— Begin Dataset excerpts —

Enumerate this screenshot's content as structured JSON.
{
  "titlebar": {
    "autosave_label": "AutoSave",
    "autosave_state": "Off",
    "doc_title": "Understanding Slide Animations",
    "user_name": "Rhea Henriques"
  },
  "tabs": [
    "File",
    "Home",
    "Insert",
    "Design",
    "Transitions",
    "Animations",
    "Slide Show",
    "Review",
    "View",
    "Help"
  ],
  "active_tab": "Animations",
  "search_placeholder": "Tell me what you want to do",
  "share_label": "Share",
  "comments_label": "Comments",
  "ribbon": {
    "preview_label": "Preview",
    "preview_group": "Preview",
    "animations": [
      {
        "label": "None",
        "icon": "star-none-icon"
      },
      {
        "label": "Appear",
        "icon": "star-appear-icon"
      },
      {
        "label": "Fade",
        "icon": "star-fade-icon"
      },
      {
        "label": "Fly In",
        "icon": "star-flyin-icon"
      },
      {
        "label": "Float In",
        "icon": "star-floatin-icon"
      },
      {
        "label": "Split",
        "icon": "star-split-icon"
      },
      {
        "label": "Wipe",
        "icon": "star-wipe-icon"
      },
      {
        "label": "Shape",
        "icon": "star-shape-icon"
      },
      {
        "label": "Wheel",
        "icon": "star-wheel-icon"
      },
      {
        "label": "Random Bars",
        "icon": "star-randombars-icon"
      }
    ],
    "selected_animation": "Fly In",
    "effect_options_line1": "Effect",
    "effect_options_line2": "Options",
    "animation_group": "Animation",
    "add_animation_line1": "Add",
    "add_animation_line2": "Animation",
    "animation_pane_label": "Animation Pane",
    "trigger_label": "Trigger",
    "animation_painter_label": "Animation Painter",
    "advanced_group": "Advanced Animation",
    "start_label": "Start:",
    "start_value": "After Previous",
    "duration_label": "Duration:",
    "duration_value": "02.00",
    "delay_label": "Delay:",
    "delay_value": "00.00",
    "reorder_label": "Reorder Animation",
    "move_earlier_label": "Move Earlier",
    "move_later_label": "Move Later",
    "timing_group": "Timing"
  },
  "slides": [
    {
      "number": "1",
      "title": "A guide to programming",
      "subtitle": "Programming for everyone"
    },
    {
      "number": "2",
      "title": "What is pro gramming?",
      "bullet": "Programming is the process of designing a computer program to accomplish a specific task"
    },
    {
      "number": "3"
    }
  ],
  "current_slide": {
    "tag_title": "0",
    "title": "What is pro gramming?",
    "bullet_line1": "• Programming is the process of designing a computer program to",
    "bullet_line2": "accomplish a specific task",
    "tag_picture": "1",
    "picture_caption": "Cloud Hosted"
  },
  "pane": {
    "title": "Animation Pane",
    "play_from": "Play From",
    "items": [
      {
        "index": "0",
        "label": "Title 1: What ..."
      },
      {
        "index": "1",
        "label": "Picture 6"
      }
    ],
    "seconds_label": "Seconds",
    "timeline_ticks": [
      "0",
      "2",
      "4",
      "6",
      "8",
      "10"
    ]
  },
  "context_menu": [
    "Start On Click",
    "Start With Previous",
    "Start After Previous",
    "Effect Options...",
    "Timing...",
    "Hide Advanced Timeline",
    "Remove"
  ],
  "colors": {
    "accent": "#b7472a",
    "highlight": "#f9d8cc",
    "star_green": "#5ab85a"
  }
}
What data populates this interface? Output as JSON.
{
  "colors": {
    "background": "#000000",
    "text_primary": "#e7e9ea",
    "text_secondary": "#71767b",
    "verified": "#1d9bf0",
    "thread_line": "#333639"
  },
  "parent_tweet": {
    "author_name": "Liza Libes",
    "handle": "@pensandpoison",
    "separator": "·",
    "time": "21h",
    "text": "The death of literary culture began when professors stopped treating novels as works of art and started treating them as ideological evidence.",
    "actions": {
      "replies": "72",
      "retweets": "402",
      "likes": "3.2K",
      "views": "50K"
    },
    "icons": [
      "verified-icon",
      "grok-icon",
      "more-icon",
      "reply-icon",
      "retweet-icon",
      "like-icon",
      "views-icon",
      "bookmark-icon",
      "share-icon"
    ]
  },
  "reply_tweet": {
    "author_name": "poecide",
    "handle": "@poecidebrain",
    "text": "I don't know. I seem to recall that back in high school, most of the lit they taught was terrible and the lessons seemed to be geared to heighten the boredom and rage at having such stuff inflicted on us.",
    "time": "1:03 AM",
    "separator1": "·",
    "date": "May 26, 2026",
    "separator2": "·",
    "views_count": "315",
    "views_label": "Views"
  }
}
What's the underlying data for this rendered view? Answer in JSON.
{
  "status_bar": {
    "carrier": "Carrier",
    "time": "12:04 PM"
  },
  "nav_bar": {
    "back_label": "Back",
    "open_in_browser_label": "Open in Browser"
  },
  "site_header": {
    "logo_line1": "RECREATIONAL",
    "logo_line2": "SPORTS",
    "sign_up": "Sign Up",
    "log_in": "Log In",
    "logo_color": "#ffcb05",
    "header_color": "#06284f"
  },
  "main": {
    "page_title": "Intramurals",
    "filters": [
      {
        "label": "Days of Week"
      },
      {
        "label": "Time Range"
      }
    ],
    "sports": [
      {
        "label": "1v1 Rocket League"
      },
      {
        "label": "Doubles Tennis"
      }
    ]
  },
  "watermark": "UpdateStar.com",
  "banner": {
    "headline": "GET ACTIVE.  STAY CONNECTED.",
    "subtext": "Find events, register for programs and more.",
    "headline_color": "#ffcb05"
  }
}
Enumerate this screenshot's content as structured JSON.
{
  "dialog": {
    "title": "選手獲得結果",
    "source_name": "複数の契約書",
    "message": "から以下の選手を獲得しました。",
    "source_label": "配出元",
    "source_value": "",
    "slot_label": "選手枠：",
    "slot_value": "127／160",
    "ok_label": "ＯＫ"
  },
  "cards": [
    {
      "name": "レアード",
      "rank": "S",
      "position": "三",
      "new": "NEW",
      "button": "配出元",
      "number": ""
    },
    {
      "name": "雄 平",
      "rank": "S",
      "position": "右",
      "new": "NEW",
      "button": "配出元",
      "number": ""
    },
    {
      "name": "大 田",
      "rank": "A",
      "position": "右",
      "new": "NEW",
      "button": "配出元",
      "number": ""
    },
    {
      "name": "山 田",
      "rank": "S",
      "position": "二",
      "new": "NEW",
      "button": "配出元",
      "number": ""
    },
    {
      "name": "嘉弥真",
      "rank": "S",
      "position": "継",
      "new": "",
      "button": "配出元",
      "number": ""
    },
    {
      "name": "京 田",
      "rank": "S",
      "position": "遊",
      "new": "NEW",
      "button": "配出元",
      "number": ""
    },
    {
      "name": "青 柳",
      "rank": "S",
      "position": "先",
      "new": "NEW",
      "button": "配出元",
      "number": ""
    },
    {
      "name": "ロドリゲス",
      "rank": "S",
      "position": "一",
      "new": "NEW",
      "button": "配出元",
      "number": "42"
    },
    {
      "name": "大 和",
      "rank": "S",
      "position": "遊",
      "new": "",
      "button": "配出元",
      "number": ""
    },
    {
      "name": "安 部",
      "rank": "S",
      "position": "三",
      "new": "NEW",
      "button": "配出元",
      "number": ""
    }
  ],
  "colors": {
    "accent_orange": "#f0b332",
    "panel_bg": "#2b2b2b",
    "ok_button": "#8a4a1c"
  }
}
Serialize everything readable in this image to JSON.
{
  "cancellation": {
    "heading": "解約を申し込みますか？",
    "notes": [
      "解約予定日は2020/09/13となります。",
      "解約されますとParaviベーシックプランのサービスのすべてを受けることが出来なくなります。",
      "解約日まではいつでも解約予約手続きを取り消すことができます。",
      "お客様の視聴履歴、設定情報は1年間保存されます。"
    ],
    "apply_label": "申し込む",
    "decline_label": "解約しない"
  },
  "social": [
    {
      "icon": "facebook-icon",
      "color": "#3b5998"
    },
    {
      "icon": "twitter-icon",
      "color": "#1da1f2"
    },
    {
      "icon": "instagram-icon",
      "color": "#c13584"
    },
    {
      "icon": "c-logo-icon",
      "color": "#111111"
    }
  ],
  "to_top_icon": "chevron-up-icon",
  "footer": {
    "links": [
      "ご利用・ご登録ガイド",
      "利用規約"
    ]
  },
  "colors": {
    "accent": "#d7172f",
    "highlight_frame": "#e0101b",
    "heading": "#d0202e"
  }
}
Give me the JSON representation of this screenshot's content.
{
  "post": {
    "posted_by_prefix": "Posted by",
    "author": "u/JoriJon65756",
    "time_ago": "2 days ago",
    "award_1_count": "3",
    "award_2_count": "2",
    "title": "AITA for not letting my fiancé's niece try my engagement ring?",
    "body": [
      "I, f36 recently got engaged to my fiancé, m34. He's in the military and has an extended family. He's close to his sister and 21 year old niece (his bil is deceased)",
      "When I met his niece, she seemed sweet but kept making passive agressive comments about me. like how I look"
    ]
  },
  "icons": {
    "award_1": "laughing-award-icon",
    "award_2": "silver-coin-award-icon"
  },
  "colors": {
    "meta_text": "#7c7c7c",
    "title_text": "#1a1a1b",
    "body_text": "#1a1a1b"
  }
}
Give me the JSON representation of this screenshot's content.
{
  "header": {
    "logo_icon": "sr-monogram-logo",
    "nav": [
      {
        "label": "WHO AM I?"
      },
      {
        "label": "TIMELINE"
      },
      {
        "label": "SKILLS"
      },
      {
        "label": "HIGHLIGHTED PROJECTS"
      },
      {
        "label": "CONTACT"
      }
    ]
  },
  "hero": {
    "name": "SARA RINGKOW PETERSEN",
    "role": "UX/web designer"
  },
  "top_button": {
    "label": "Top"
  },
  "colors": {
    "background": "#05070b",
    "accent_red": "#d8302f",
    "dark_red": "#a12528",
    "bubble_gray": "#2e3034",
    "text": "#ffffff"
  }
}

— End Dataset excerpts —

-- What is asked --
Compute the number of lines above that contain the string "specific". Reply with that value only.

-- Solution to the exercise --
2